* Written problem 1:
In the forum thread about summing values into a 16-bit register, what types are the array and val declared as?
* Written problem 2:
According to the forum thread about summing values into a 16-bit register, why does the answer add up each value's quotient by 10 and remainder by 10 in separate totals?
* Written problem 3:
Reproduce the part of the forum thread about summing values into a 16-bit register that starts at "I am stuck in" and ends at "void SmoothArray()".

* Page text:
What happens if I sum negative values to a 16bit register constantly

Question

I am stuck in my project. I am actually finding the average of multiple values. I have ten values to average. The sum is giving the correct result for some time that is I am adding the negative numbers and the result is also negative numbers, but when the values whose average is to be found has high magnitudes then the 16bit register in which the summmation is stored gives positive value. What is going wrong in here.

void SmoothArray()
{ 
    val = 0;
    for(k=0;k<10;k++)
    {
        cc = array[k];
        val += cc; 
    }
    val /= 10; 
}

In this when array has many locations negative the summation is wrong that is positive. C language used. Array is unsigned short, while val is short

Answer 1

OP's present code is overflowing.

Certainly using a wider integer is the simplest approach as answered by @ouah

Otherwise, to prevent overflow, consider summing in parts. Let us assume variables are type int, int[]

void SmoothArray(void) { 
    val_msds = 0;
    val_lsd = 0;
    for(k=0;k<10;k++) {
        cc = array[k];
        val_msds += cc/10;  
        val_lsd += cc%10;  
    }
    val = val_msds + val_lsd/10; 
}

This approach work well as long as the number of array elements (10 in OP's example) is less than sqrt(INT_MAX).

* Dataset content:
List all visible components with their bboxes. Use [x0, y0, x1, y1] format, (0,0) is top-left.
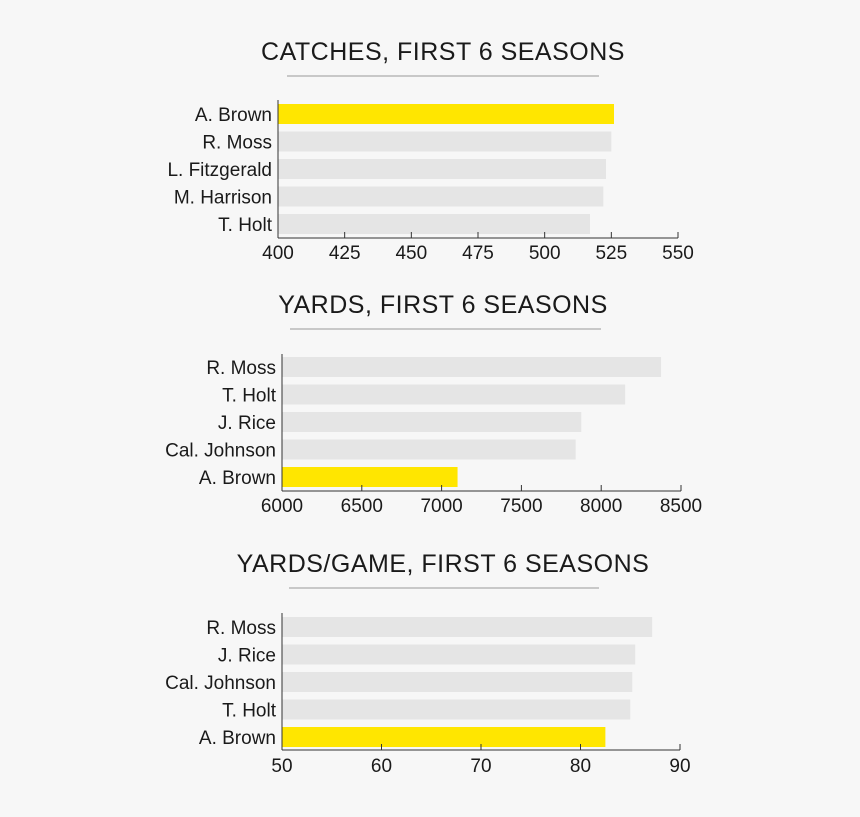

* Finished answer 1:
The array is unsigned short, and val is short.

* Finished answer 2:
The original code overflows, so the answer sums in parts to prevent that overflow. The answer says this works as long as the number of array elements is less than sqrt(INT_MAX).

* Finished answer 3:
I am stuck in my project. I am actually finding the average of multiple values. I have ten values to average. The sum is giving the correct result for some time that is I am adding the negative numbers and the result is also negative numbers, but when the values whose average is to be found has high magnitudes then the 16bit register in which the summmation is stored gives positive value. What is going wrong in here.

void SmoothArray()